TRY IT: Pictures do not belong in the copy; print every entry exactly as it stands.

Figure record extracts
☆ ☆ ☆ ☆

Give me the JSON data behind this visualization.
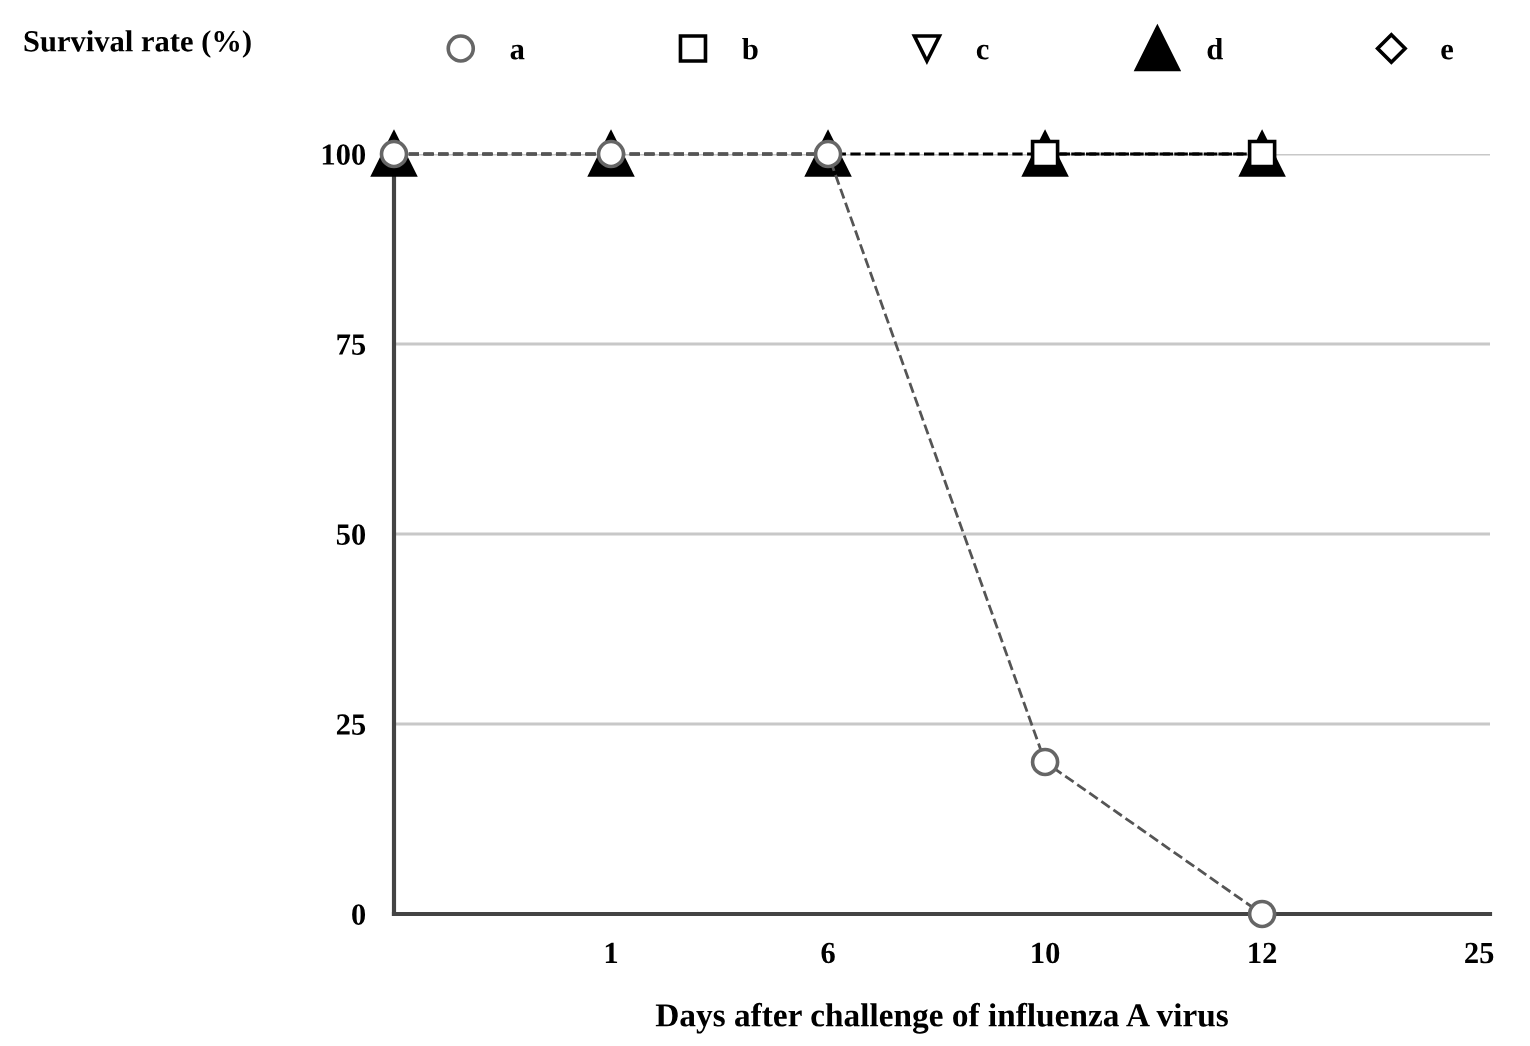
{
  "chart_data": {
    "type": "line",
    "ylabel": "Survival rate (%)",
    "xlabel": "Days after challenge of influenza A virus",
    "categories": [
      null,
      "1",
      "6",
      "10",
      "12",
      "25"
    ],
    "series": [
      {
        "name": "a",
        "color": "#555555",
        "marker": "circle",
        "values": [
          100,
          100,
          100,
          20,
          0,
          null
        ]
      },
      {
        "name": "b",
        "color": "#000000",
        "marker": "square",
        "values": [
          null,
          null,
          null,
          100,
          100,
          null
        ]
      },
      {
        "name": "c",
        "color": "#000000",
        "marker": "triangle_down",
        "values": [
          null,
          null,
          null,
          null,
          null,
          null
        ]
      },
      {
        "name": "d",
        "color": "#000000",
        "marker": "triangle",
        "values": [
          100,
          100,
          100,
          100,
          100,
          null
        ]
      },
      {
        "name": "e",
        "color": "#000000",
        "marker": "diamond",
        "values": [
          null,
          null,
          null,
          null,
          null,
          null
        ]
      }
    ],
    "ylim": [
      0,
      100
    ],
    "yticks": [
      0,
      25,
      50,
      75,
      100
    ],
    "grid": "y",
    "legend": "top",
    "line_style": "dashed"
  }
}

☆ ☆ ☆ ☆

SOLUTION TO THE EXERCISE:
Give me the JSON data behind this visualization.
{
  "chart_data": {
    "type": "line",
    "ylabel": "Survival rate (%)",
    "xlabel": "Days after challenge of influenza A virus",
    "categories": [
      null,
      "1",
      "6",
      "10",
      "12",
      "25"
    ],
    "series": [
      {
        "name": "a",
        "color": "#555555",
        "marker": "circle",
        "values": [
          100,
          100,
          100,
          20,
          0,
          null
        ]
      },
      {
        "name": "b",
        "color": "#000000",
        "marker": "square",
        "values": [
          null,
          null,
          null,
          100,
          100,
          null
        ]
      },
      {
        "name": "c",
        "color": "#000000",
        "marker": "triangle_down",
        "values": [
          null,
          null,
          null,
          null,
          null,
          null
        ]
      },
      {
        "name": "d",
        "color": "#000000",
        "marker": "triangle",
        "values": [
          100,
          100,
          100,
          100,
          100,
          null
        ]
      },
      {
        "name": "e",
        "color": "#000000",
        "marker": "diamond",
        "values": [
          null,
          null,
          null,
          null,
          null,
          null
        ]
      }
    ],
    "ylim": [
      0,
      100
    ],
    "yticks": [
      0,
      25,
      50,
      75,
      100
    ],
    "grid": "y",
    "legend": "top",
    "line_style": "dashed"
  }
}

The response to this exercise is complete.